-- Request --
Find each line holding "अमरज" and copy it out.

-- Input --
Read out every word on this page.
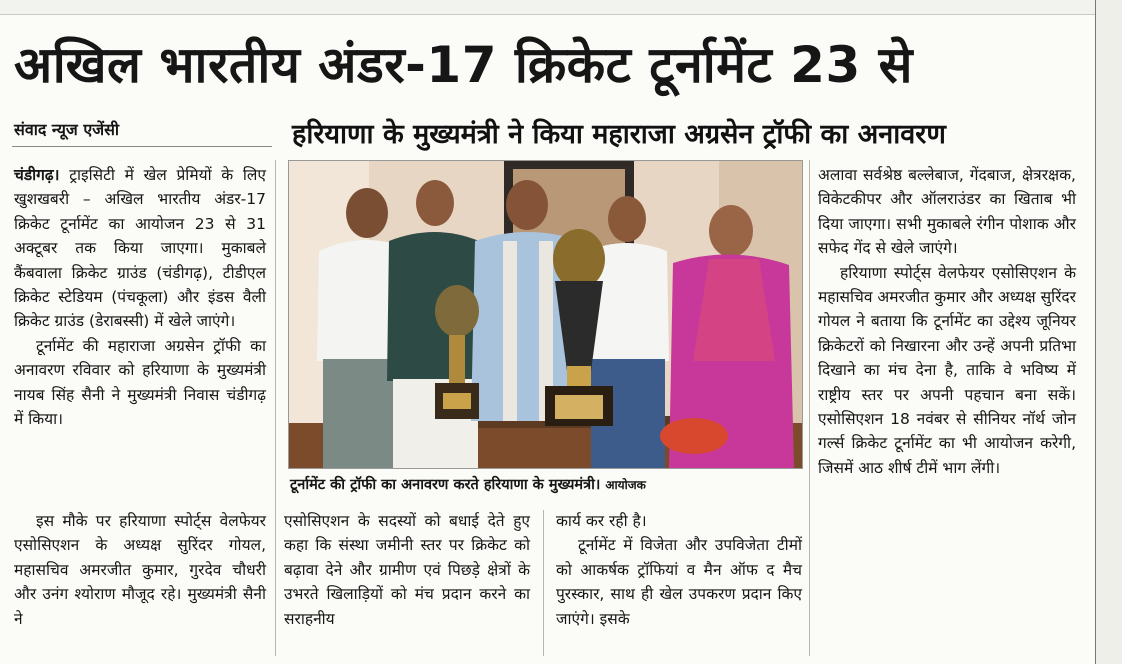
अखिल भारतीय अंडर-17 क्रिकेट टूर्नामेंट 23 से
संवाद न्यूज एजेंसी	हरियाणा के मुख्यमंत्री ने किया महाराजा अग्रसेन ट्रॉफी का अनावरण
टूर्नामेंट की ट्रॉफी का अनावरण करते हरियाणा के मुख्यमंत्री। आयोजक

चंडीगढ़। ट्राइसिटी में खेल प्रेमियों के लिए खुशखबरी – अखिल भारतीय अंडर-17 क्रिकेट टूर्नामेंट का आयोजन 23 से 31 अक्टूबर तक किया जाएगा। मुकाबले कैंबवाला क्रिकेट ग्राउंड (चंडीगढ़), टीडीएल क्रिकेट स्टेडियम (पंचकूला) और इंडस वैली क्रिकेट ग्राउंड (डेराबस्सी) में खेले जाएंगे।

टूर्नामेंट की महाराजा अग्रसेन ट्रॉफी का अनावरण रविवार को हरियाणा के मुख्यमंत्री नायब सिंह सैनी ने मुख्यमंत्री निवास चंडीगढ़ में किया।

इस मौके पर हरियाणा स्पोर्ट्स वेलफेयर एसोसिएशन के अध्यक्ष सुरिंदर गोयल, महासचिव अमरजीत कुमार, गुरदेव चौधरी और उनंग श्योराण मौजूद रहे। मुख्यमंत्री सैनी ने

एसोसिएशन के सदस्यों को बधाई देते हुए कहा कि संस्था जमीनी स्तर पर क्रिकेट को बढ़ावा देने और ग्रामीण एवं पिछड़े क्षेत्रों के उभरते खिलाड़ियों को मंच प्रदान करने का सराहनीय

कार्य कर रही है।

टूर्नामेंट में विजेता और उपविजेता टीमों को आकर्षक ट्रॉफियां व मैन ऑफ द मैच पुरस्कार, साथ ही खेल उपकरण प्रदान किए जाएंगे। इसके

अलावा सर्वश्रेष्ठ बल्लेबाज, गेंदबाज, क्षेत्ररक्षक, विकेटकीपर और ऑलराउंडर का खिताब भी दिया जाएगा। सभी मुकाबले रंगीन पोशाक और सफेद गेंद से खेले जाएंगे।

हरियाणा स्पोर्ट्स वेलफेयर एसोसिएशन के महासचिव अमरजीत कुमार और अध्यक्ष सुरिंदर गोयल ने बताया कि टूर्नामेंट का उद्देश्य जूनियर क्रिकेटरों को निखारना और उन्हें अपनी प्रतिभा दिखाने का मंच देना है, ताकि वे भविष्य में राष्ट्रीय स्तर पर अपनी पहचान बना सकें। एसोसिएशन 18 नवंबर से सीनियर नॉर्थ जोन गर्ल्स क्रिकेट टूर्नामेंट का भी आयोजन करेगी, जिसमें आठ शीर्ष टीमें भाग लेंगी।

---

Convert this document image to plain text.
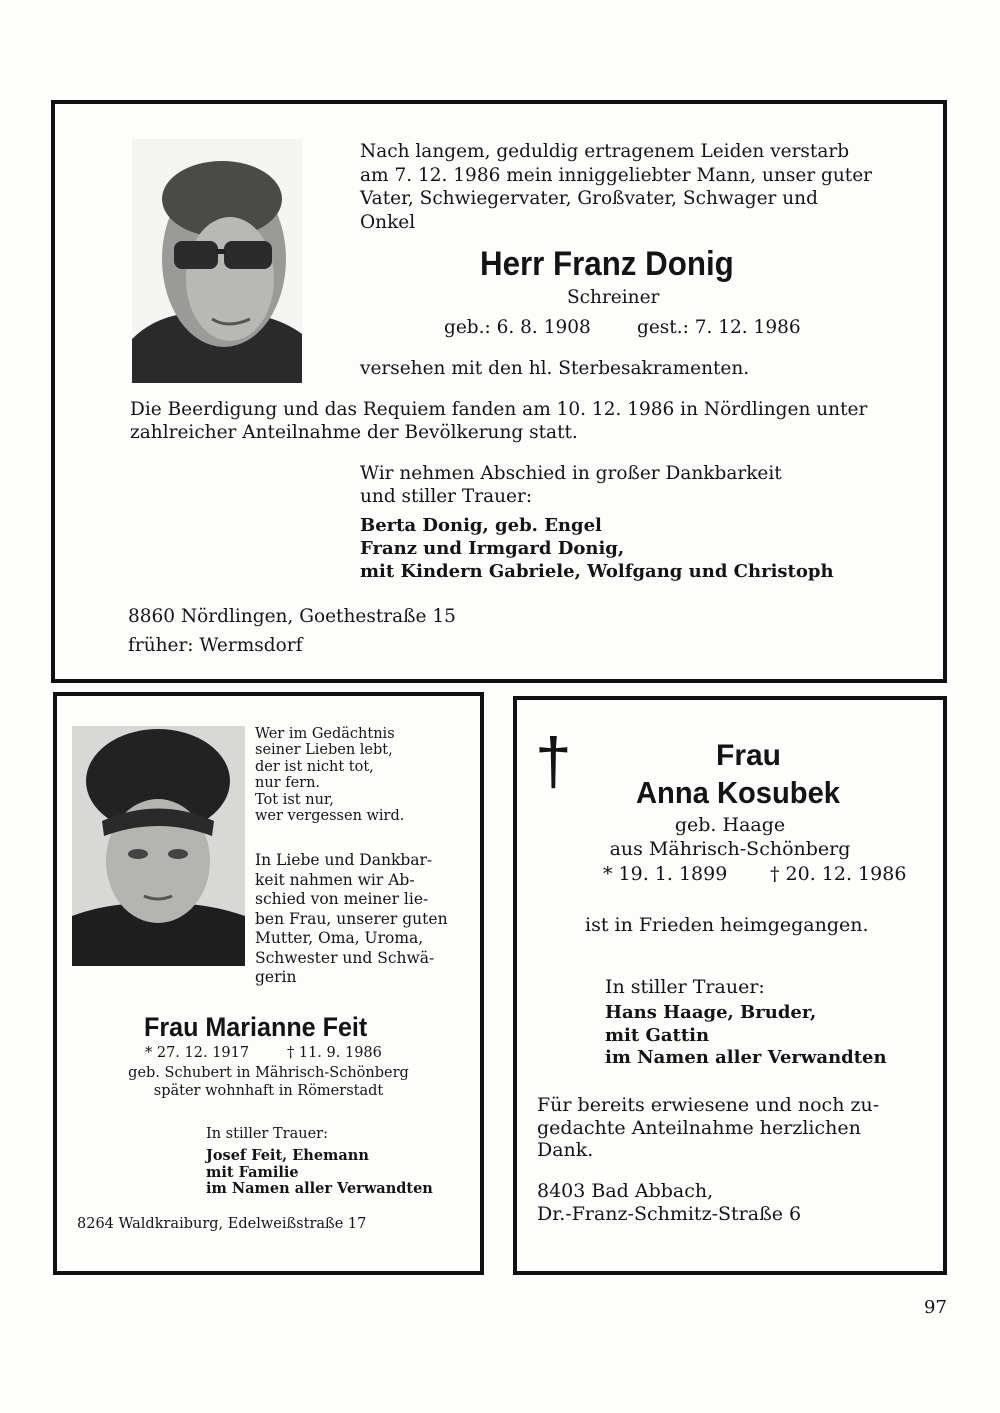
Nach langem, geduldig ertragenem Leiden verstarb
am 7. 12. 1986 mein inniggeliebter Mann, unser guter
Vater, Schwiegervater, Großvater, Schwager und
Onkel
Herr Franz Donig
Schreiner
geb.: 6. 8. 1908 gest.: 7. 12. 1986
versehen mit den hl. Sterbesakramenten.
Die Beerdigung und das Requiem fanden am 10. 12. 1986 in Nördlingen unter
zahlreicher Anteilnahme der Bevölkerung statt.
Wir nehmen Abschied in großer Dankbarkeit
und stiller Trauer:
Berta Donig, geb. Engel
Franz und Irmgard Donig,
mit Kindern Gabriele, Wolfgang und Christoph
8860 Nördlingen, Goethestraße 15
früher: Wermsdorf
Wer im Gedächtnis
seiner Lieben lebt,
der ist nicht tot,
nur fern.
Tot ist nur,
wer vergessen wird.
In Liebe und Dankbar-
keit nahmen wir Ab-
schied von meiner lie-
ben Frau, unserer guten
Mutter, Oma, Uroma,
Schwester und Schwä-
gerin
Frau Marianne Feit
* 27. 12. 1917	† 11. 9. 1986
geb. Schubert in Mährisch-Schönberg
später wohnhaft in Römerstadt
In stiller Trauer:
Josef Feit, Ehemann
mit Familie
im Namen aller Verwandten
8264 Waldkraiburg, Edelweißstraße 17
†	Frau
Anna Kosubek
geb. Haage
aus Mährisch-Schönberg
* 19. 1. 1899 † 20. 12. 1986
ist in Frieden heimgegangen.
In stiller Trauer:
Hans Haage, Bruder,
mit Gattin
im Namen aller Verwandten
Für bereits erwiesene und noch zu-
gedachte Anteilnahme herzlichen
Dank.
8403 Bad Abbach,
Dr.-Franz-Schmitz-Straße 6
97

-- Full output --
इस मौके पर हरियाणा स्पोर्ट्स वेलफेयर एसोसिएशन के अध्यक्ष सुरिंदर गोयल, महासचिव अमरजीत कुमार, गुरदेव चौधरी और उनंग श्योराण मौजूद रहे। मुख्यमंत्री सैनी ने
हरियाणा स्पोर्ट्स वेलफेयर एसोसिएशन के महासचिव अमरजीत कुमार और अध्यक्ष सुरिंदर गोयल ने बताया कि टूर्नामेंट का उद्देश्य जूनियर क्रिकेटरों को निखारना और उन्हें अपनी प्रतिभा दिखाने का मंच देना है, ताकि वे भविष्य में राष्ट्रीय स्तर पर अपनी पहचान बना सकें। एसोसिएशन 18 नवंबर से सीनियर नॉर्थ जोन गर्ल्स क्रिकेट टूर्नामेंट का भी आयोजन करेगी, जिसमें आठ शीर्ष टीमें भाग लेंगी।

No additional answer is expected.